▸ **The task**
Without omitting anything, return the records precisely as given.
** start of The input **
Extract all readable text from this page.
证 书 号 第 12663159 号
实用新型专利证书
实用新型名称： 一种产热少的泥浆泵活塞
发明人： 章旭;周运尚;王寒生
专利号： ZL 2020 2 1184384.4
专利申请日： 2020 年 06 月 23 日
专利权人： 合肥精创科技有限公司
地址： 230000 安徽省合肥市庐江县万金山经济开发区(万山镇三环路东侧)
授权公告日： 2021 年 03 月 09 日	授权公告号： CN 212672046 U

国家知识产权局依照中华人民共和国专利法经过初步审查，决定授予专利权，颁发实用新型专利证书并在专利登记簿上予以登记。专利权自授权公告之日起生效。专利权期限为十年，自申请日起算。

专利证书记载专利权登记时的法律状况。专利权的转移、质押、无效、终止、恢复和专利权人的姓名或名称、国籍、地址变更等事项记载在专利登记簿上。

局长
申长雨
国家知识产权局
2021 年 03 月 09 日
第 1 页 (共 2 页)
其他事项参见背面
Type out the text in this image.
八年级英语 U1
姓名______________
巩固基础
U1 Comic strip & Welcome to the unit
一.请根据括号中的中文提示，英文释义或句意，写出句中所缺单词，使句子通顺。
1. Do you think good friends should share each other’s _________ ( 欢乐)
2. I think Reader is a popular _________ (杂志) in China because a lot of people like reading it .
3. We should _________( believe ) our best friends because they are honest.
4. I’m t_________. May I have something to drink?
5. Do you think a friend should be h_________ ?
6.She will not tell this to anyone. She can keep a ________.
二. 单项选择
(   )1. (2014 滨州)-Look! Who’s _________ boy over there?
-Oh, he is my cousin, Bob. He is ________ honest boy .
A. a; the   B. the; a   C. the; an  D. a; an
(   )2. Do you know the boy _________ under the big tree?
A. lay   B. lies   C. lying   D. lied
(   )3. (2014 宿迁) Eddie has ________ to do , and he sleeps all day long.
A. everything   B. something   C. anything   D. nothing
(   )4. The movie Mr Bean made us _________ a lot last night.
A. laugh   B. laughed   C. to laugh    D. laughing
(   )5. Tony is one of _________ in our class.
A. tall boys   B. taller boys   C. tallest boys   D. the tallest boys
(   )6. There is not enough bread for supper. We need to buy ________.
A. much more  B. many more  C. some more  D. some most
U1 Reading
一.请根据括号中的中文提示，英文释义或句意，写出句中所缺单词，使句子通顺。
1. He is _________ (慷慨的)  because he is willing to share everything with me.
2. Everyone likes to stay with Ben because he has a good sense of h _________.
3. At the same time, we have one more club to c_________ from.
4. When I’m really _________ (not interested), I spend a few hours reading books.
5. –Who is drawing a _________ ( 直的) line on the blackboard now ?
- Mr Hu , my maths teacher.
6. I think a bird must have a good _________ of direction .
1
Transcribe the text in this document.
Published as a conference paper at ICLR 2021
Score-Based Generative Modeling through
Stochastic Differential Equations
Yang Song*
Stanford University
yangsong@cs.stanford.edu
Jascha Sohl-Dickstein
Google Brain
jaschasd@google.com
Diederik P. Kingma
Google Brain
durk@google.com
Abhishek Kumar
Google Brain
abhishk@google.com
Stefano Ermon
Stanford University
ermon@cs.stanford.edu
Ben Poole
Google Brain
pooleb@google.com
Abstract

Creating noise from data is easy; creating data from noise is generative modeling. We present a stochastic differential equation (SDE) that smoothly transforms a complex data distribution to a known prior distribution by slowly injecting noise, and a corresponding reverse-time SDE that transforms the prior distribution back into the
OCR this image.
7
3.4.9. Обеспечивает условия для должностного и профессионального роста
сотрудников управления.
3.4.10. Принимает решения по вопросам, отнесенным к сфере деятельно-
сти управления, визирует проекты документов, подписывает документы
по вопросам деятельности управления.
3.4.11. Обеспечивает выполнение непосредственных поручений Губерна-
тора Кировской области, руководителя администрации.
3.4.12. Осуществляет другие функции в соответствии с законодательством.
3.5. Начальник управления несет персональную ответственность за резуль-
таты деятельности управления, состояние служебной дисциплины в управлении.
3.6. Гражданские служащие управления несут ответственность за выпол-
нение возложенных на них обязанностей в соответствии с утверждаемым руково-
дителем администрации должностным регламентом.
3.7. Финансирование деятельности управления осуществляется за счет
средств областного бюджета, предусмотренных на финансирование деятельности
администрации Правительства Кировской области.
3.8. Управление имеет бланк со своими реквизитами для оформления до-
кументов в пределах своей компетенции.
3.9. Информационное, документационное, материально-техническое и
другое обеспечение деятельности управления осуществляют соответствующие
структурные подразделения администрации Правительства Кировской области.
** end of The input **
▸ **Exercise output**
Extract all readable text from this page.
证 书 号 第 12663159 号
实用新型专利证书
实用新型名称： 一种产热少的泥浆泵活塞
发明人： 章旭;周运尚;王寒生
专利号： ZL 2020 2 1184384.4
专利申请日： 2020 年 06 月 23 日
专利权人： 合肥精创科技有限公司
地址： 230000 安徽省合肥市庐江县万金山经济开发区(万山镇三环路东侧)
授权公告日： 2021 年 03 月 09 日	授权公告号： CN 212672046 U

国家知识产权局依照中华人民共和国专利法经过初步审查，决定授予专利权，颁发实用新型专利证书并在专利登记簿上予以登记。专利权自授权公告之日起生效。专利权期限为十年，自申请日起算。

专利证书记载专利权登记时的法律状况。专利权的转移、质押、无效、终止、恢复和专利权人的姓名或名称、国籍、地址变更等事项记载在专利登记簿上。

局长
申长雨
国家知识产权局
2021 年 03 月 09 日
第 1 页 (共 2 页)
其他事项参见背面
Type out the text in this image.
八年级英语 U1
姓名______________
巩固基础
U1 Comic strip & Welcome to the unit
一.请根据括号中的中文提示，英文释义或句意，写出句中所缺单词，使句子通顺。
1. Do you think good friends should share each other’s _________ ( 欢乐)
2. I think Reader is a popular _________ (杂志) in China because a lot of people like reading it .
3. We should _________( believe ) our best friends because they are honest.
4. I’m t_________. May I have something to drink?
5. Do you think a friend should be h_________ ?
6.She will not tell this to anyone. She can keep a ________.
二. 单项选择
(   )1. (2014 滨州)-Look! Who’s _________ boy over there?
-Oh, he is my cousin, Bob. He is ________ honest boy .
A. a; the   B. the; a   C. the; an  D. a; an
(   )2. Do you know the boy _________ under the big tree?
A. lay   B. lies   C. lying   D. lied
(   )3. (2014 宿迁) Eddie has ________ to do , and he sleeps all day long.
A. everything   B. something   C. anything   D. nothing
(   )4. The movie Mr Bean made us _________ a lot last night.
A. laugh   B. laughed   C. to laugh    D. laughing
(   )5. Tony is one of _________ in our class.
A. tall boys   B. taller boys   C. tallest boys   D. the tallest boys
(   )6. There is not enough bread for supper. We need to buy ________.
A. much more  B. many more  C. some more  D. some most
U1 Reading
一.请根据括号中的中文提示，英文释义或句意，写出句中所缺单词，使句子通顺。
1. He is _________ (慷慨的)  because he is willing to share everything with me.
2. Everyone likes to stay with Ben because he has a good sense of h _________.
3. At the same time, we have one more club to c_________ from.
4. When I’m really _________ (not interested), I spend a few hours reading books.
5. –Who is drawing a _________ ( 直的) line on the blackboard now ?
- Mr Hu , my maths teacher.
6. I think a bird must have a good _________ of direction .
1
Transcribe the text in this document.
Published as a conference paper at ICLR 2021
Score-Based Generative Modeling through
Stochastic Differential Equations
Yang Song*
Stanford University
yangsong@cs.stanford.edu
Jascha Sohl-Dickstein
Google Brain
jaschasd@google.com
Diederik P. Kingma
Google Brain
durk@google.com
Abhishek Kumar
Google Brain
abhishk@google.com
Stefano Ermon
Stanford University
ermon@cs.stanford.edu
Ben Poole
Google Brain
pooleb@google.com
Abstract

Creating noise from data is easy; creating data from noise is generative modeling. We present a stochastic differential equation (SDE) that smoothly transforms a complex data distribution to a known prior distribution by slowly injecting noise, and a corresponding reverse-time SDE that transforms the prior distribution back into the
OCR this image.
7
3.4.9. Обеспечивает условия для должностного и профессионального роста
сотрудников управления.
3.4.10. Принимает решения по вопросам, отнесенным к сфере деятельно-
сти управления, визирует проекты документов, подписывает документы
по вопросам деятельности управления.
3.4.11. Обеспечивает выполнение непосредственных поручений Губерна-
тора Кировской области, руководителя администрации.
3.4.12. Осуществляет другие функции в соответствии с законодательством.
3.5. Начальник управления несет персональную ответственность за резуль-
таты деятельности управления, состояние служебной дисциплины в управлении.
3.6. Гражданские служащие управления несут ответственность за выпол-
нение возложенных на них обязанностей в соответствии с утверждаемым руково-
дителем администрации должностным регламентом.
3.7. Финансирование деятельности управления осуществляется за счет
средств областного бюджета, предусмотренных на финансирование деятельности
администрации Правительства Кировской области.
3.8. Управление имеет бланк со своими реквизитами для оформления до-
кументов в пределах своей компетенции.
3.9. Информационное, документационное, материально-техническое и
другое обеспечение деятельности управления осуществляют соответствующие
структурные подразделения администрации Правительства Кировской области.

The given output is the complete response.